Bobby announced, and Stuart sold with an intensity—with, as my Dad would say: ”Piss and vinegar”.

I may be paraphrasing, but perhaps Eugene Olivier in “OJ- The Musical” that said it best.   “You teach a lot of things in this world,” he noted, “But you can’t teach passion.”

How true.

Are not the most attractive, enticing, appealing things about people their attitudes and focused zeal for that they cherish? Is it not what makes us tick that makes us click?

I face my todays with a zest for family, a love of theater and a perseverance in recovery through the best of my times.  I walk with a passion for life today, and live in a zone where even the bad times are good.

A piece of Eugene Olivier lives within each of us.  I don’t know about you, but for that I’m grateful.

FOLLOW THE YELLOW BRICK ROAD

March 30th, 2014

“It’s a ‘Numbers game’”, my father would say to his sales force. “Ten percent of the parents will return the card. Of those, 2/3 if contacted will buy. 3/4 (he’d assure us), IF when you made the sales call, there was a picture of the two Kennedys and Martin Luther King on the wall.
Facebook too, is a numbers game. Post a charity and response just trickles. Throw up though, a snapshot of grandkids (especially newborns), and 4 to 5% of your friends hit LIKE (usually the women). Just the way it is. Hard fact. Bank on it.

Tuesday morning. Beaming at the first hint of spring, en route from Painesville to an office in Mentor, I saw it…at the street’s corner… fifteen feet in the air…calling my name.

“YELLOWBRICK ROAD” the sign read. “YELLOWBRICK ROAD”!
Emboldened by the sunshine, to the side of the road I pulled. Motivated perhaps by fifty degree weather I hopped from my car with speed last shown chasing a bunt up Negrelli’s first base line.

—Then I snapped the picture — and I posted it — on Facebook.

I don’t know what it is about the thought of a yellow brick road, but it’s universal. Who my age doesn’t hear the phrase and instantly picture Dorothy and friends singing, bouncing toward Oz? Who among us doesn’t sense their optimism, share their buoyancy?

Sing.

My dad would look at me—even in darkest times— it was often the same. I’d fret ‘cause my cup was half empty and this big man, eyes moistened by wisdom, would smile at my gripes. “Little boy,” he’d tell me (well into my thirties), “You’ve got the world by the balls.” I’d nod obligingly, always, never quite knowing how right he was. Even then.

▶ _Task objective_
Carry on the essay about the Yellow Brick Road sign, picking up after its final sentence. The lines that follow are drawn from a separate, unrelated source.

[Rows taken from a layout dataset]
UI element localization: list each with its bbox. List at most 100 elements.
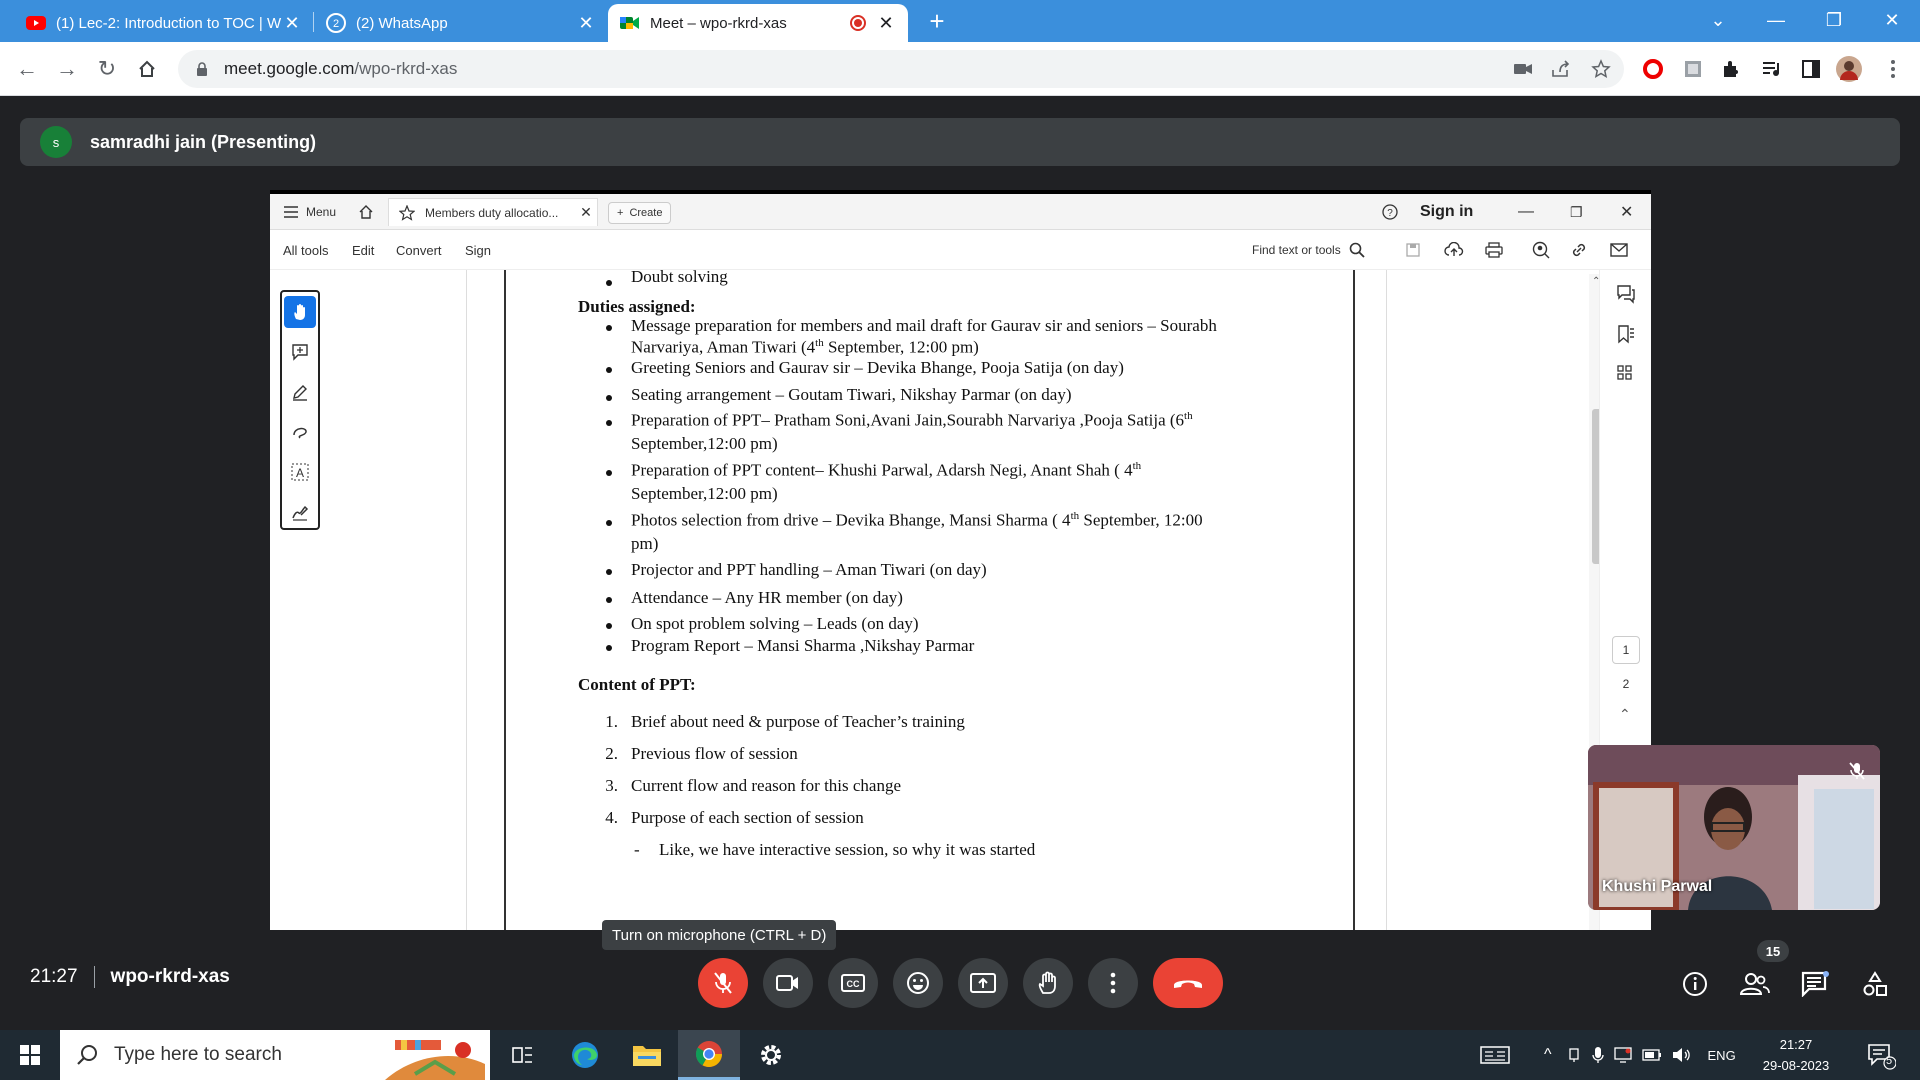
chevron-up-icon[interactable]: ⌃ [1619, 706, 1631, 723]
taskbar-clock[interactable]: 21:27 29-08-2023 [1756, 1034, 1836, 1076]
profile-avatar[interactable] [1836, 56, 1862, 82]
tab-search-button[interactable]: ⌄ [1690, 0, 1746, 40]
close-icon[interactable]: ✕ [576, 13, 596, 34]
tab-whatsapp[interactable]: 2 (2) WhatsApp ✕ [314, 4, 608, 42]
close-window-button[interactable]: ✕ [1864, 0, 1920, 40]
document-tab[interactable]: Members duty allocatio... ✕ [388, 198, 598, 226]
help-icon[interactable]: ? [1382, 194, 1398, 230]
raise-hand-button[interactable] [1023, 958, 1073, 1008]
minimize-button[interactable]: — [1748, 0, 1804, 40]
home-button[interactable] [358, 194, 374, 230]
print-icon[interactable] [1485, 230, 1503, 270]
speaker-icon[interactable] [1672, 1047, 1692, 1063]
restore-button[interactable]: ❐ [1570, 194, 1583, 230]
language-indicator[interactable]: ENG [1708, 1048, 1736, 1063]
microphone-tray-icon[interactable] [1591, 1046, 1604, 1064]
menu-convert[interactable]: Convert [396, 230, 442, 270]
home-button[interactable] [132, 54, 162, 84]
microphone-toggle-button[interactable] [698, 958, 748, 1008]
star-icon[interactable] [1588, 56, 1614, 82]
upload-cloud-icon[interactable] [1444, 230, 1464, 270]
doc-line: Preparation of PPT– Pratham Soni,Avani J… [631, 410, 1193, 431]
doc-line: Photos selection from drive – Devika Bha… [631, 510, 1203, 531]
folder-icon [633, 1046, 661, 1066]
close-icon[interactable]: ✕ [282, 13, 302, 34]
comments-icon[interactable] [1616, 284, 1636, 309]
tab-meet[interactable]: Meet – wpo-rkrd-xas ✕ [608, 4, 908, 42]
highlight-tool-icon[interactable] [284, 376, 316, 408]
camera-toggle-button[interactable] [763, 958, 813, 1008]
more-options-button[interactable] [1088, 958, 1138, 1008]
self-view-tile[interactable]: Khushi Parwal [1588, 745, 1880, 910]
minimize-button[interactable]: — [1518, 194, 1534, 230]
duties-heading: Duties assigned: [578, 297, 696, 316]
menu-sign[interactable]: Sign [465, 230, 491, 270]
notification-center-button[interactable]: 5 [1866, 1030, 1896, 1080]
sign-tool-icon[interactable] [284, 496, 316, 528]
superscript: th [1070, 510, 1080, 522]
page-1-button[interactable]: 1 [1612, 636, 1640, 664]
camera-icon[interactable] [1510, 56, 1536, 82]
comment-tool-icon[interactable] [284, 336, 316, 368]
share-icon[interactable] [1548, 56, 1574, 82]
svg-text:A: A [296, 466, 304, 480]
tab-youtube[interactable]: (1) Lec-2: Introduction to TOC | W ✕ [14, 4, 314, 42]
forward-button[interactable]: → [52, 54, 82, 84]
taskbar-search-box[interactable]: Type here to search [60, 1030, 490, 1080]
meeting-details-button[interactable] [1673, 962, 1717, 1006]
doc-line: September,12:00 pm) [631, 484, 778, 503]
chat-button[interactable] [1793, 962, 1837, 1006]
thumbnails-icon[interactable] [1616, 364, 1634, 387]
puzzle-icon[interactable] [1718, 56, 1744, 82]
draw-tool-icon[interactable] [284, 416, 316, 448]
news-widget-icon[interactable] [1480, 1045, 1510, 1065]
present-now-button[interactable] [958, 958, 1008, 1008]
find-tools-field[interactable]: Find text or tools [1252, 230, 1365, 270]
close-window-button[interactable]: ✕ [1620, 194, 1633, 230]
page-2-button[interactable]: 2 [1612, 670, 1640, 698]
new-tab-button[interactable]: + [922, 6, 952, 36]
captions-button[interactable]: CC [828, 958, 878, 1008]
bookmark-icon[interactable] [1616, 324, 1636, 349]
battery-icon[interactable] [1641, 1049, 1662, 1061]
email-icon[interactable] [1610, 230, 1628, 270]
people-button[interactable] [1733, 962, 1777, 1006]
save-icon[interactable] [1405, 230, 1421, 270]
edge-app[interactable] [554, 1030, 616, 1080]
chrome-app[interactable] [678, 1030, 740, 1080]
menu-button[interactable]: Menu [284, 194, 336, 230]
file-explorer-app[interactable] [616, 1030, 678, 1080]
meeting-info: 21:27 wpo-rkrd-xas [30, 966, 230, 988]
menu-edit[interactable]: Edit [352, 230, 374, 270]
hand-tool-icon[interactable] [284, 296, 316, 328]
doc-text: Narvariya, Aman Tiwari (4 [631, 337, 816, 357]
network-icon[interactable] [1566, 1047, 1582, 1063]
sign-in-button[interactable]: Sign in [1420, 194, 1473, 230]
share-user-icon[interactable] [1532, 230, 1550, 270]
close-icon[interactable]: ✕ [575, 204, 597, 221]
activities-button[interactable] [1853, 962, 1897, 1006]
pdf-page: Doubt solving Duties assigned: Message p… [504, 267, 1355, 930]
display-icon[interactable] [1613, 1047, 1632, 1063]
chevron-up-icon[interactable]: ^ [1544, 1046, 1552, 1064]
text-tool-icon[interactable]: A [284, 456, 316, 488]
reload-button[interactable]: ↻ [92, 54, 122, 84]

▶ _Expected output_
Today I get it. All of it. I embrace the good, accept the bad, and drink from a cup that’s half full. Always.  Today…TODAY I see…that I’ve got the world by the balls.

Lucky I was to be raised in South Euclid. The foundation of friendships made years ago to this day serves as a cornerstone buttressing my periodic insecurities. As good as things are it’s nice to know —and I’m acutely aware —that if I’m silent for long, the likes of Ermine, Snyder, Wied or Walt will reach out. Or I’ll get an email from Stuart. Even now.

Do I miss my children? Of course. Still I’m soothed that they’re happy. Would I have them much closer? Of course. But they’re thriving, and living THEIR lives.  I have my blood—what’s left of it —in Ohio. ‘Tis an older, smaller expanse than the circle of aunts, uncles, first and second cousins of my youth, but so be it. They’ve splintered across Cleveland, and for the most part it’s just Aunt Helen (in Willard Scott’s green room) — and Hal.At the apex: Hal. He is mine and I am his. Sharing each other’s history, nonsense, emotionally twinning…two brothers embracing our past, juggling our Aunt, eyeing the future.

And Carrie. Whodda thunk it? She blends friend and family, sprinkles in love, gets me, and even gets the idiocies my family shrugs off.

Excuse me. Did I say my cup was “half full”? I as wrong, very wrong. My cup runneth over.

Blown away was I by response to my posting. That picture —  of YELLOWBRICK RD – had lit up my Facebook. Just shy of 10% LIKED it; twenty-some left a message; it had stricken a chord.

‘Couldn’t but notice, though, a bittersweet “comment’ well-buried on the page. “I’ve been looking for it for 60 years”, a friend wrote.

I wanted to respond—to tell her Just Open Your Eyes!  But who am I? And who am I to be smug? Four decades it took me to see what was obvious.

I waken each day in a house on East Groveland. I walk outside, to my Yellowbrick Road. And tomorrow, like enlightened days before it, I’ll be off to see The Wizard.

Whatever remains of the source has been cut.